● WRITTEN REQUEST
Restate each line of the listing exactly, without carrying over any pictures.

● MATERIAL FOR THIS TASK
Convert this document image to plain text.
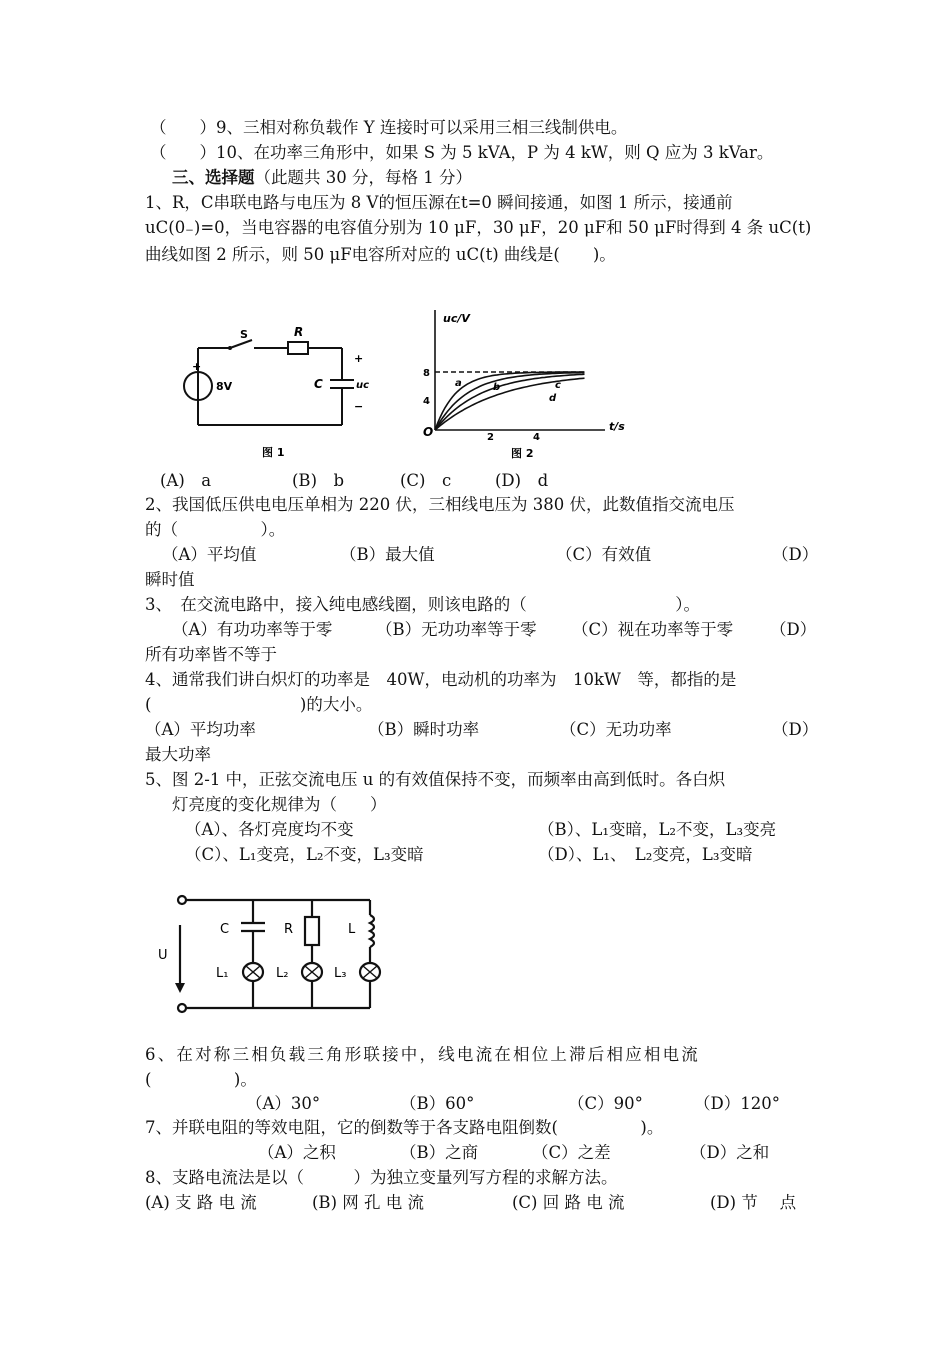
（　　）9、三相对称负载作 Y 连接时可以采用三相三线制供电。
（　　）10、在功率三角形中，如果 S 为 5 kVA，P 为 4 kW，则 Q 应为 3 kVar。
三、选择题（此题共 30 分，每格 1 分）
1、R，C串联电路与电压为 8 V的恒压源在t=0 瞬间接通，如图 1 所示，接通前
uC(0₋)=0，当电容器的电容值分别为 10 μF，30 μF，20 μF和 50 μF时得到 4 条 uC(t)
曲线如图 2 所示，则 50 μF电容所对应的 uC(t) 曲线是(　　)。
+
S	R
8V	C
+
uc
−
图 1
uc/V
t/s
O
4
8
2	4
a	b	c
d
图 2
(A)　a	(B)　b	(C)　c	(D)　d
2、我国低压供电电压单相为 220 伏，三相线电压为 380 伏，此数值指交流电压
的（　　　　　）。
（A）平均值	（B）最大值	（C）有效值	（D）
瞬时值
3、　在交流电路中，接入纯电感线圈，则该电路的（　　　　　　　　　）。
（A）有功功率等于零	（B）无功功率等于零 （C）视在功率等于零 （D）
所有功率皆不等于
4、通常我们讲白炽灯的功率是　40W，电动机的功率为　10kW　等，都指的是
(　　　　　　　　　)的大小。
（A）平均功率	（B）瞬时功率	（C）无功功率	（D）
最大功率
5、图 2-1 中，正弦交流电压 u 的有效值保持不变，而频率由高到低时。各白炽
灯亮度的变化规律为（　　）
（A）、各灯亮度均不变	（B）、L₁变暗，L₂不变，L₃变亮
（C）、L₁变亮，L₂不变，L₃变暗	（D）、L₁、　L₂变亮，L₃变暗
U
C	R	L
L₁	L₂	L₃
6、在对称三相负载三角形联接中，线电流在相位上滞后相应相电流
(　　　　　)。
（A）30°	（B）60°	（C）90°	（D）120°
7、并联电阻的等效电阻，它的倒数等于各支路电阻倒数(　　　　　)。
（A）之积	（B）之商	（C）之差	（D）之和
8、支路电流法是以（　　　）为独立变量列写方程的求解方法。
(A) 支 路 电 流	(B) 网 孔 电 流	(C) 回 路 电 流	(D) 节　 点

● THE RESULT
Convert this document image to plain text.
（　　）9、三相对称负载作 Y 连接时可以采用三相三线制供电。
（　　）10、在功率三角形中，如果 S 为 5 kVA，P 为 4 kW，则 Q 应为 3 kVar。
三、选择题（此题共 30 分，每格 1 分）
1、R，C串联电路与电压为 8 V的恒压源在t=0 瞬间接通，如图 1 所示，接通前
uC(0₋)=0，当电容器的电容值分别为 10 μF，30 μF，20 μF和 50 μF时得到 4 条 uC(t)
曲线如图 2 所示，则 50 μF电容所对应的 uC(t) 曲线是(　　)。
+
S	R
8V	C
+
uc
−
图 1
uc/V
t/s
O
4
8
2	4
a	b	c
d
图 2
(A)　a	(B)　b	(C)　c	(D)　d
2、我国低压供电电压单相为 220 伏，三相线电压为 380 伏，此数值指交流电压
的（　　　　　）。
（A）平均值	（B）最大值	（C）有效值	（D）
瞬时值
3、　在交流电路中，接入纯电感线圈，则该电路的（　　　　　　　　　）。
（A）有功功率等于零	（B）无功功率等于零 （C）视在功率等于零 （D）
所有功率皆不等于
4、通常我们讲白炽灯的功率是　40W，电动机的功率为　10kW　等，都指的是
(　　　　　　　　　)的大小。
（A）平均功率	（B）瞬时功率	（C）无功功率	（D）
最大功率
5、图 2-1 中，正弦交流电压 u 的有效值保持不变，而频率由高到低时。各白炽
灯亮度的变化规律为（　　）
（A）、各灯亮度均不变	（B）、L₁变暗，L₂不变，L₃变亮
（C）、L₁变亮，L₂不变，L₃变暗	（D）、L₁、　L₂变亮，L₃变暗
U
C	R	L
L₁	L₂	L₃
6、在对称三相负载三角形联接中，线电流在相位上滞后相应相电流
(　　　　　)。
（A）30°	（B）60°	（C）90°	（D）120°
7、并联电阻的等效电阻，它的倒数等于各支路电阻倒数(　　　　　)。
（A）之积	（B）之商	（C）之差	（D）之和
8、支路电流法是以（　　　）为独立变量列写方程的求解方法。
(A) 支 路 电 流	(B) 网 孔 电 流	(C) 回 路 电 流	(D) 节　 点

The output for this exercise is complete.